TASK TO CARRY OUT
For each line below that includes the word "XRPUSD", make a copy.

[Structured figure records]
◆ ◆ ◆ ◆ ◆

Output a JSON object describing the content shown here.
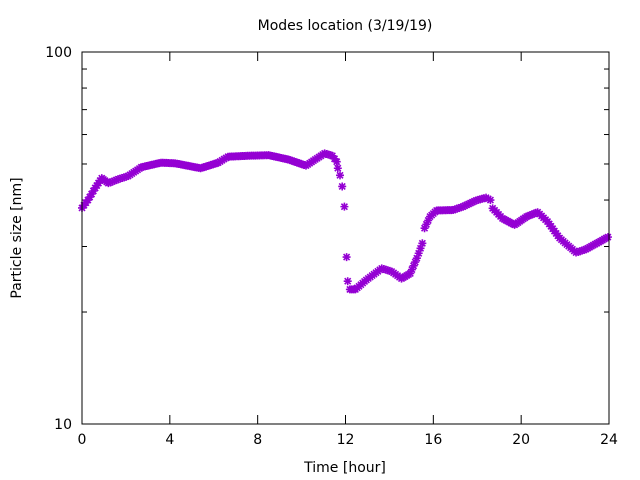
{
  "chart_data": {
    "type": "scatter",
    "title": "Modes location (3/19/19)",
    "xlabel": "Time [hour]",
    "ylabel": "Particle size [nm]",
    "xlim": [
      0,
      24
    ],
    "ylim": [
      10,
      100
    ],
    "yscale": "log",
    "xticks": [
      "0",
      "4",
      "8",
      "12",
      "16",
      "20",
      "24"
    ],
    "yticks": [
      "10",
      "100"
    ],
    "grid": false,
    "marker_color": "#9400D3",
    "series": [
      {
        "name": "modes",
        "x": [
          0,
          0.27,
          0.6,
          0.9,
          1.2,
          1.65,
          2.1,
          2.7,
          3.6,
          4.25,
          5.4,
          6.2,
          6.65,
          7.55,
          8.5,
          9.4,
          10.2,
          11.05,
          11.4,
          11.6,
          11.65,
          11.75,
          11.85,
          11.95,
          12.05,
          12.1,
          12.2,
          12.45,
          12.95,
          13.65,
          14.1,
          14.55,
          14.95,
          15.25,
          15.5,
          15.6,
          15.85,
          16.15,
          16.9,
          17.35,
          17.95,
          18.4,
          18.6,
          18.7,
          19.15,
          19.7,
          20.25,
          20.75,
          21.2,
          21.75,
          22.5,
          22.95,
          23.95
        ],
        "y": [
          38.1,
          40.0,
          43.1,
          45.8,
          44.4,
          45.5,
          46.4,
          49.0,
          50.4,
          50.2,
          48.7,
          50.4,
          52.3,
          52.6,
          52.8,
          51.4,
          49.5,
          53.4,
          52.6,
          50.7,
          48.7,
          46.6,
          43.5,
          38.4,
          28.1,
          24.2,
          23.0,
          23.0,
          24.4,
          26.2,
          25.7,
          24.6,
          25.4,
          27.9,
          30.6,
          33.6,
          36.1,
          37.5,
          37.6,
          38.4,
          39.9,
          40.6,
          40.0,
          38.0,
          35.7,
          34.3,
          36.1,
          37.1,
          35.0,
          31.6,
          28.9,
          29.5,
          31.8
        ]
      }
    ]
  }
}
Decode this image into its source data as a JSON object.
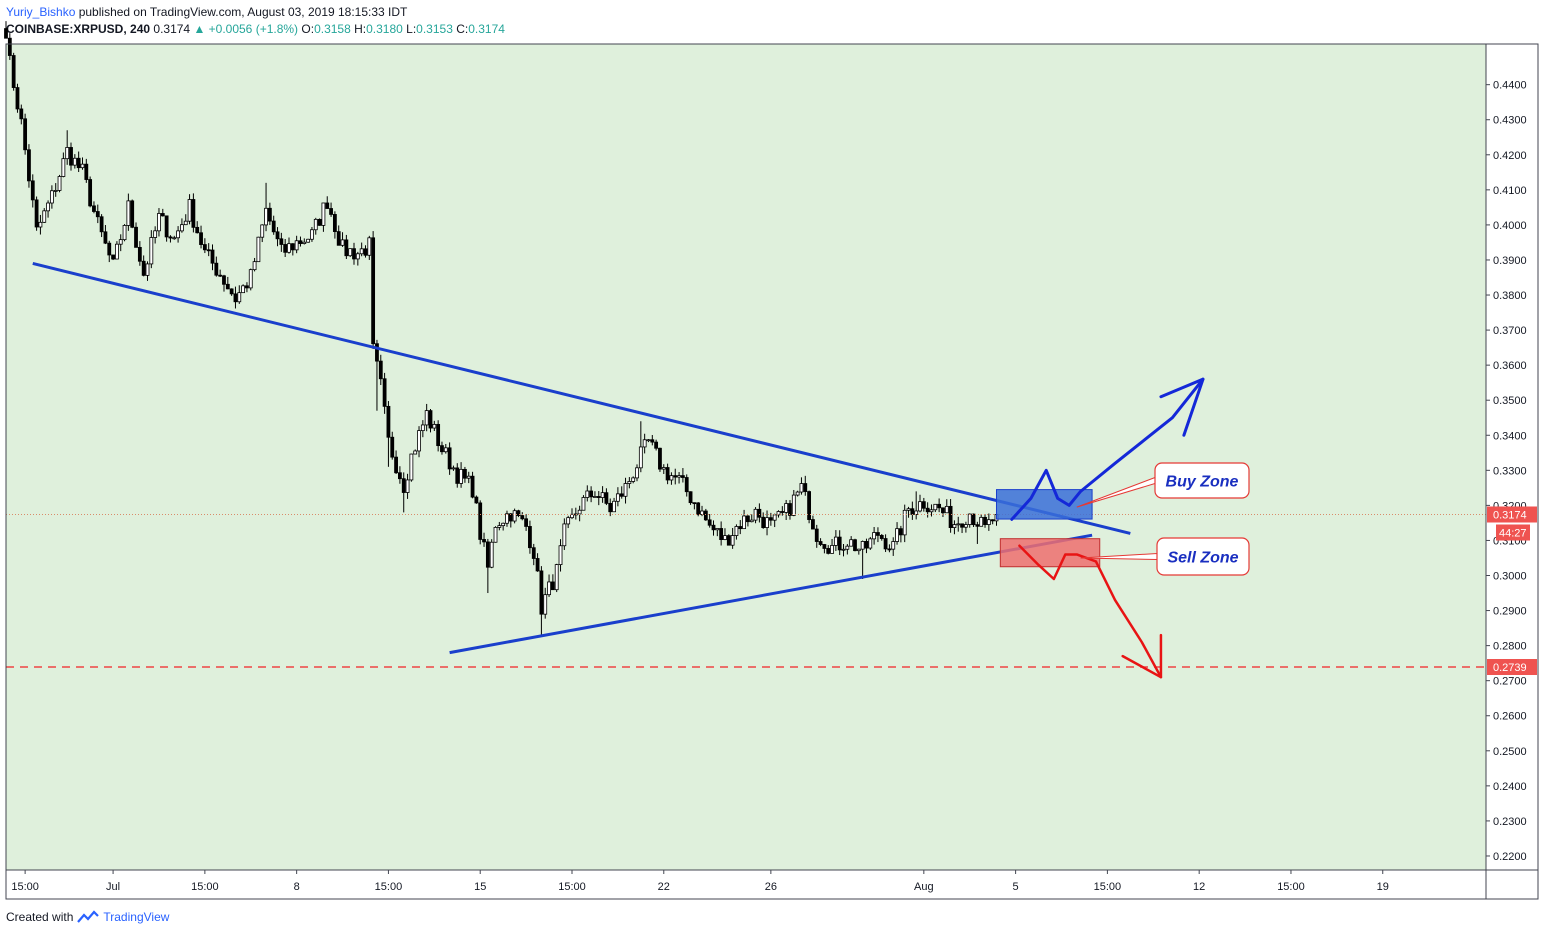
{
  "header": {
    "author": "Yuriy_Bishko",
    "published_text": " published on TradingView.com, August 03, 2019 18:15:33 IDT"
  },
  "symbol": {
    "ticker": "COINBASE:XRPUSD, 240",
    "last": "0.3174",
    "change": "▲ +0.0056 (+1.8%)",
    "o_label": "O:",
    "o": "0.3158",
    "h_label": "H:",
    "h": "0.3180",
    "l_label": "L:",
    "l": "0.3153",
    "c_label": "C:",
    "c": "0.3174"
  },
  "footer": {
    "created_with": "Created with",
    "brand": "TradingView"
  },
  "colors": {
    "chart_bg": "#dff0dc",
    "candle": "#000000",
    "trendline": "#1a3fcc",
    "buy_zone": "#3a6fd8",
    "sell_zone": "#ef6e6e",
    "support_dash": "#ef4444",
    "price_label_bg": "#ef5350"
  },
  "chart_data": {
    "type": "candlestick",
    "title": "COINBASE:XRPUSD, 240",
    "ylim": [
      0.216,
      0.4516
    ],
    "y_ticks": [
      "0.4400",
      "0.4300",
      "0.4200",
      "0.4100",
      "0.4000",
      "0.3900",
      "0.3800",
      "0.3700",
      "0.3600",
      "0.3500",
      "0.3400",
      "0.3300",
      "0.3200",
      "0.3100",
      "0.3000",
      "0.2900",
      "0.2800",
      "0.2700",
      "0.2600",
      "0.2500",
      "0.2400",
      "0.2300",
      "0.2200"
    ],
    "x_ticks": [
      "15:00",
      "Jul",
      "15:00",
      "8",
      "15:00",
      "15",
      "15:00",
      "22",
      "26",
      "Aug",
      "5",
      "15:00",
      "12",
      "15:00",
      "19"
    ],
    "x_domain_bars": [
      0,
      387
    ],
    "x_tick_bars": [
      5,
      28,
      52,
      76,
      100,
      124,
      148,
      172,
      200,
      240,
      264,
      288,
      312,
      336,
      360
    ],
    "current_price": "0.3174",
    "countdown": "44:27",
    "support_level": "0.2739",
    "candles": {
      "count": 260,
      "start": 0.456,
      "close": 0.3174,
      "anchors": [
        [
          0,
          0.456
        ],
        [
          1,
          0.446
        ],
        [
          4,
          0.429
        ],
        [
          8,
          0.398
        ],
        [
          12,
          0.408
        ],
        [
          16,
          0.421
        ],
        [
          20,
          0.415
        ],
        [
          24,
          0.4
        ],
        [
          28,
          0.388
        ],
        [
          32,
          0.405
        ],
        [
          36,
          0.386
        ],
        [
          40,
          0.402
        ],
        [
          44,
          0.396
        ],
        [
          48,
          0.405
        ],
        [
          52,
          0.392
        ],
        [
          56,
          0.386
        ],
        [
          60,
          0.379
        ],
        [
          64,
          0.385
        ],
        [
          68,
          0.404
        ],
        [
          72,
          0.392
        ],
        [
          76,
          0.395
        ],
        [
          80,
          0.397
        ],
        [
          84,
          0.407
        ],
        [
          88,
          0.393
        ],
        [
          92,
          0.392
        ],
        [
          95,
          0.394
        ],
        [
          96,
          0.364
        ],
        [
          98,
          0.354
        ],
        [
          100,
          0.338
        ],
        [
          104,
          0.326
        ],
        [
          106,
          0.334
        ],
        [
          110,
          0.346
        ],
        [
          114,
          0.336
        ],
        [
          118,
          0.329
        ],
        [
          122,
          0.325
        ],
        [
          124,
          0.312
        ],
        [
          126,
          0.302
        ],
        [
          128,
          0.315
        ],
        [
          132,
          0.318
        ],
        [
          136,
          0.314
        ],
        [
          138,
          0.307
        ],
        [
          140,
          0.291
        ],
        [
          142,
          0.296
        ],
        [
          144,
          0.301
        ],
        [
          146,
          0.312
        ],
        [
          150,
          0.32
        ],
        [
          154,
          0.324
        ],
        [
          158,
          0.319
        ],
        [
          162,
          0.325
        ],
        [
          166,
          0.334
        ],
        [
          168,
          0.338
        ],
        [
          172,
          0.33
        ],
        [
          176,
          0.327
        ],
        [
          180,
          0.321
        ],
        [
          184,
          0.314
        ],
        [
          188,
          0.31
        ],
        [
          192,
          0.315
        ],
        [
          196,
          0.318
        ],
        [
          200,
          0.314
        ],
        [
          204,
          0.318
        ],
        [
          208,
          0.325
        ],
        [
          212,
          0.312
        ],
        [
          216,
          0.308
        ],
        [
          220,
          0.31
        ],
        [
          224,
          0.307
        ],
        [
          228,
          0.312
        ],
        [
          232,
          0.308
        ],
        [
          236,
          0.319
        ],
        [
          240,
          0.321
        ],
        [
          244,
          0.319
        ],
        [
          248,
          0.315
        ],
        [
          252,
          0.318
        ],
        [
          256,
          0.313
        ],
        [
          259,
          0.3174
        ]
      ],
      "extremes": [
        [
          0,
          0.456
        ],
        [
          16,
          0.427
        ],
        [
          68,
          0.412
        ],
        [
          95,
          0.39
        ],
        [
          97,
          0.347
        ],
        [
          100,
          0.331
        ],
        [
          104,
          0.318
        ],
        [
          126,
          0.295
        ],
        [
          140,
          0.283
        ],
        [
          166,
          0.344
        ],
        [
          208,
          0.328
        ],
        [
          224,
          0.299
        ],
        [
          238,
          0.324
        ],
        [
          254,
          0.309
        ]
      ]
    },
    "annotations": {
      "descending_trendline": {
        "from": [
          7,
          0.389
        ],
        "to": [
          294,
          0.312
        ]
      },
      "ascending_trendline": {
        "from": [
          116,
          0.278
        ],
        "to": [
          284,
          0.3115
        ]
      },
      "buy_zone": {
        "label": "Buy Zone",
        "x": [
          259,
          284
        ],
        "y": [
          0.3161,
          0.3245
        ]
      },
      "sell_zone": {
        "label": "Sell Zone",
        "x": [
          260,
          286
        ],
        "y": [
          0.3025,
          0.3105
        ]
      },
      "bull_path": [
        [
          263,
          0.316
        ],
        [
          268,
          0.322
        ],
        [
          272,
          0.33
        ],
        [
          275,
          0.322
        ],
        [
          278,
          0.32
        ],
        [
          281,
          0.324
        ],
        [
          290,
          0.332
        ],
        [
          305,
          0.345
        ],
        [
          313,
          0.356
        ]
      ],
      "bull_arrowhead": [
        [
          302,
          0.351
        ],
        [
          313,
          0.356
        ],
        [
          308,
          0.34
        ]
      ],
      "bear_path": [
        [
          265,
          0.3085
        ],
        [
          270,
          0.303
        ],
        [
          274,
          0.299
        ],
        [
          277,
          0.306
        ],
        [
          280,
          0.306
        ],
        [
          285,
          0.304
        ],
        [
          290,
          0.293
        ],
        [
          297,
          0.281
        ],
        [
          302,
          0.271
        ]
      ],
      "bear_arrowhead": [
        [
          292,
          0.277
        ],
        [
          302,
          0.271
        ],
        [
          302,
          0.283
        ]
      ],
      "buy_callout_anchor": [
        280,
        0.3195
      ],
      "sell_callout_anchor": [
        281,
        0.305
      ]
    }
  }
}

◆ ◆ ◆ ◆ ◆

EXPECTED ANSWER
    "ticker": "COINBASE:XRPUSD, 240",
    "title": "COINBASE:XRPUSD, 240",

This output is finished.